**Request**
Give an exact copy of every line, leaving images out.

**Entries shown**
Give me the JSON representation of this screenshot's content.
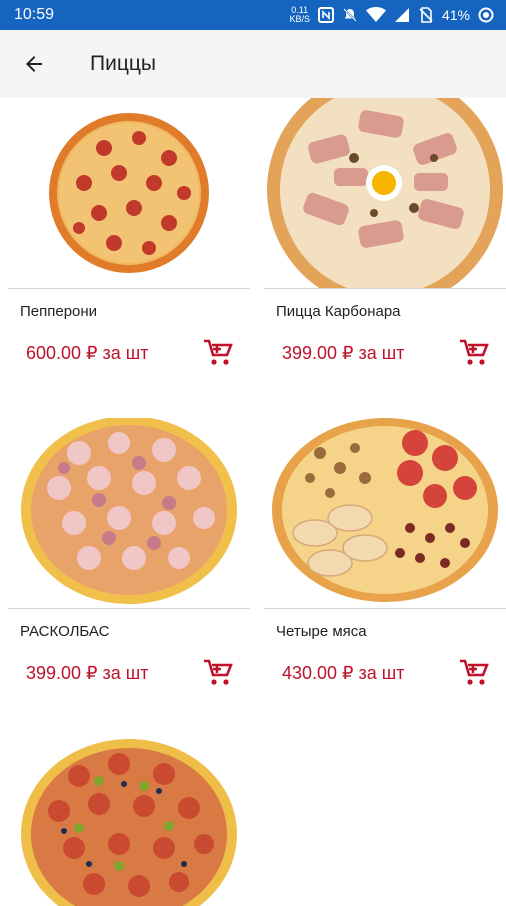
{
  "status_bar": {
    "time": "10:59",
    "net_speed_value": "0.11",
    "net_speed_unit": "KB/S",
    "battery": "41%"
  },
  "app_bar": {
    "title": "Пиццы",
    "back_icon": "arrow-left-icon"
  },
  "products": [
    {
      "name": "Пепперони",
      "price": "600.00 ₽ за шт",
      "image": "pepperoni-pizza"
    },
    {
      "name": "Пицца Карбонара",
      "price": "399.00 ₽ за шт",
      "image": "carbonara-pizza"
    },
    {
      "name": "РАСКОЛБАС",
      "price": "399.00 ₽ за шт",
      "image": "raskolbas-pizza"
    },
    {
      "name": "Четыре мяса",
      "price": "430.00 ₽ за шт",
      "image": "four-meats-pizza"
    },
    {
      "name": "",
      "price": "",
      "image": "olive-pepperoni-pizza"
    }
  ],
  "colors": {
    "status_bar": "#1565c0",
    "price": "#c0102a",
    "cart_icon": "#c0102a"
  }
}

**Exercise output**
Give me the JSON representation of this screenshot's content.
{
  "status_bar": {
    "time": "10:59",
    "net_speed_value": "0.11",
    "net_speed_unit": "KB/S",
    "battery": "41%"
  },
  "app_bar": {
    "title": "Пиццы",
    "back_icon": "arrow-left-icon"
  },
  "products": [
    {
      "name": "Пепперони",
      "price": "600.00 ₽ за шт",
      "image": "pepperoni-pizza"
    },
    {
      "name": "Пицца Карбонара",
      "price": "399.00 ₽ за шт",
      "image": "carbonara-pizza"
    },
    {
      "name": "РАСКОЛБАС",
      "price": "399.00 ₽ за шт",
      "image": "raskolbas-pizza"
    },
    {
      "name": "Четыре мяса",
      "price": "430.00 ₽ за шт",
      "image": "four-meats-pizza"
    },
    {
      "name": "",
      "price": "",
      "image": "olive-pepperoni-pizza"
    }
  ],
  "colors": {
    "status_bar": "#1565c0",
    "price": "#c0102a",
    "cart_icon": "#c0102a"
  }
}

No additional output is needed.